* [WHAT TO PRODUCE]: Write out the material below again, unchanged.

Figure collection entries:
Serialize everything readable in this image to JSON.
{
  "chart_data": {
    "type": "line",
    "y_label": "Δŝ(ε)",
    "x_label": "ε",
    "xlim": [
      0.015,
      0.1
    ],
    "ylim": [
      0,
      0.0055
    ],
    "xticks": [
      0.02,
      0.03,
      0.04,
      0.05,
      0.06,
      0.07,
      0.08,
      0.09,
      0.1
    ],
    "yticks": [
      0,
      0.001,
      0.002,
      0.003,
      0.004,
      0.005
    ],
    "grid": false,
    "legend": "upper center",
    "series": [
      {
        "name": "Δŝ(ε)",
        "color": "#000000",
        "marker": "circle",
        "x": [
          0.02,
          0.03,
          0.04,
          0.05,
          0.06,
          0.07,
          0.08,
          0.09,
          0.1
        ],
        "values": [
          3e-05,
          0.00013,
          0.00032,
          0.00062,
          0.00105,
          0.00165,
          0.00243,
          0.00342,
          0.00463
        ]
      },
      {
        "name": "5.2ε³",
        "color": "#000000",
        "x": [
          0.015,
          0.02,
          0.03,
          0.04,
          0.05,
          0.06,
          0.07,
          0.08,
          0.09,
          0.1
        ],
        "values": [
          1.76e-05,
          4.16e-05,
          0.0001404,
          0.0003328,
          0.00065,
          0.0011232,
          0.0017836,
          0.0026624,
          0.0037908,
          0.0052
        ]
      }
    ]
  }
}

* [OUTPUT OF THE EXERCISE]:
Serialize everything readable in this image to JSON.
{
  "chart_data": {
    "type": "line",
    "y_label": "Δŝ(ε)",
    "x_label": "ε",
    "xlim": [
      0.015,
      0.1
    ],
    "ylim": [
      0,
      0.0055
    ],
    "xticks": [
      0.02,
      0.03,
      0.04,
      0.05,
      0.06,
      0.07,
      0.08,
      0.09,
      0.1
    ],
    "yticks": [
      0,
      0.001,
      0.002,
      0.003,
      0.004,
      0.005
    ],
    "grid": false,
    "legend": "upper center",
    "series": [
      {
        "name": "Δŝ(ε)",
        "color": "#000000",
        "marker": "circle",
        "x": [
          0.02,
          0.03,
          0.04,
          0.05,
          0.06,
          0.07,
          0.08,
          0.09,
          0.1
        ],
        "values": [
          3e-05,
          0.00013,
          0.00032,
          0.00062,
          0.00105,
          0.00165,
          0.00243,
          0.00342,
          0.00463
        ]
      },
      {
        "name": "5.2ε³",
        "color": "#000000",
        "x": [
          0.015,
          0.02,
          0.03,
          0.04,
          0.05,
          0.06,
          0.07,
          0.08,
          0.09,
          0.1
        ],
        "values": [
          1.76e-05,
          4.16e-05,
          0.0001404,
          0.0003328,
          0.00065,
          0.0011232,
          0.0017836,
          0.0026624,
          0.0037908,
          0.0052
        ]
      }
    ]
  }
}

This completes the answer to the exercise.